→ **OBJECTIVE**
Spot each line in the records below where the word "parsec" occurs, then copy it.

----------

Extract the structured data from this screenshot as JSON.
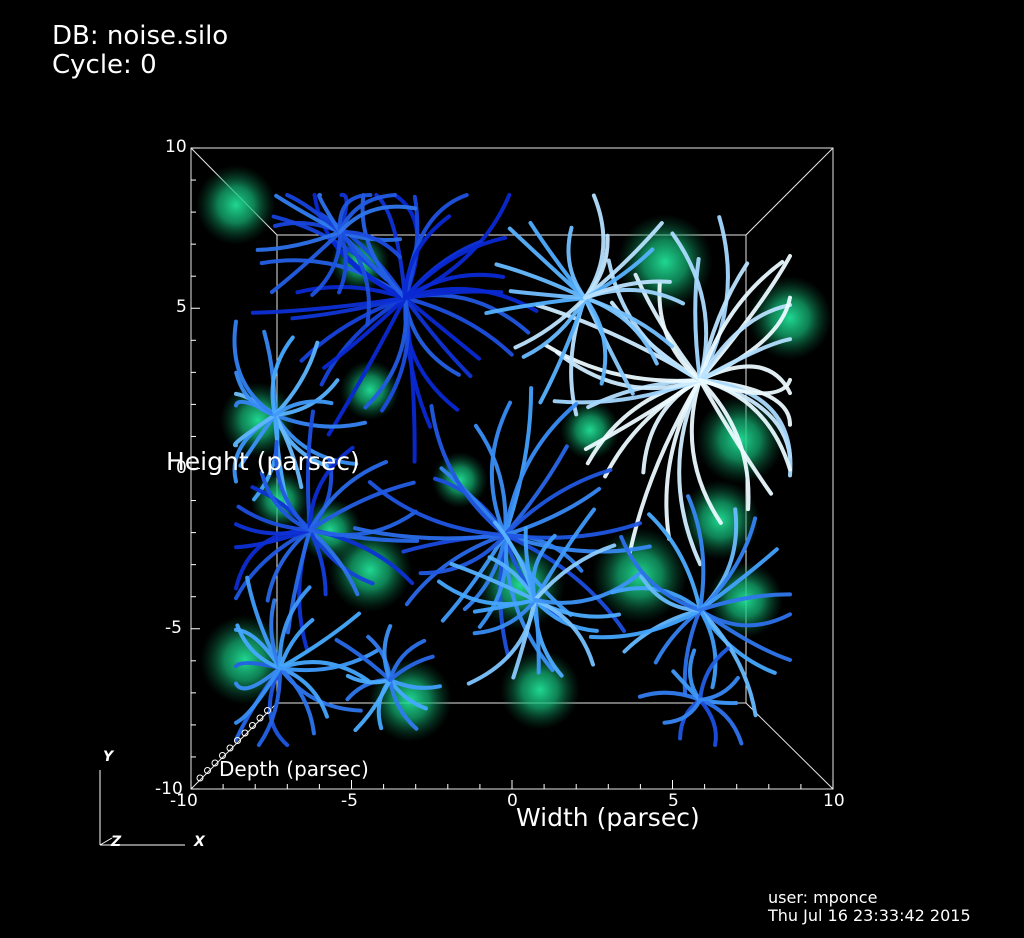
{
  "header": {
    "db_line": "DB: noise.silo",
    "cycle_line": "Cycle: 0"
  },
  "axes": {
    "x_title": "Width (parsec)",
    "y_title": "Height (parsec)",
    "z_title": "Depth (parsec)",
    "x_ticks": [
      "-10",
      "-5",
      "0",
      "5",
      "10"
    ],
    "y_ticks": [
      "10",
      "5",
      "0",
      "-5",
      "-10"
    ]
  },
  "triad": {
    "y": "Y",
    "z": "Z",
    "x": "X"
  },
  "footer": {
    "user_line": "user: mponce",
    "date_line": "Thu Jul 16 23:33:42 2015"
  },
  "colors": {
    "background": "#000000",
    "streamline_dark": "#0a2fd0",
    "streamline_light": "#bfe8ff",
    "volume_glow": "#1ee09a"
  }
}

----------

→ **THE RESPONSE**
    "x_title": "Width (parsec)",
    "y_title": "Height (parsec)",
    "z_title": "Depth (parsec)",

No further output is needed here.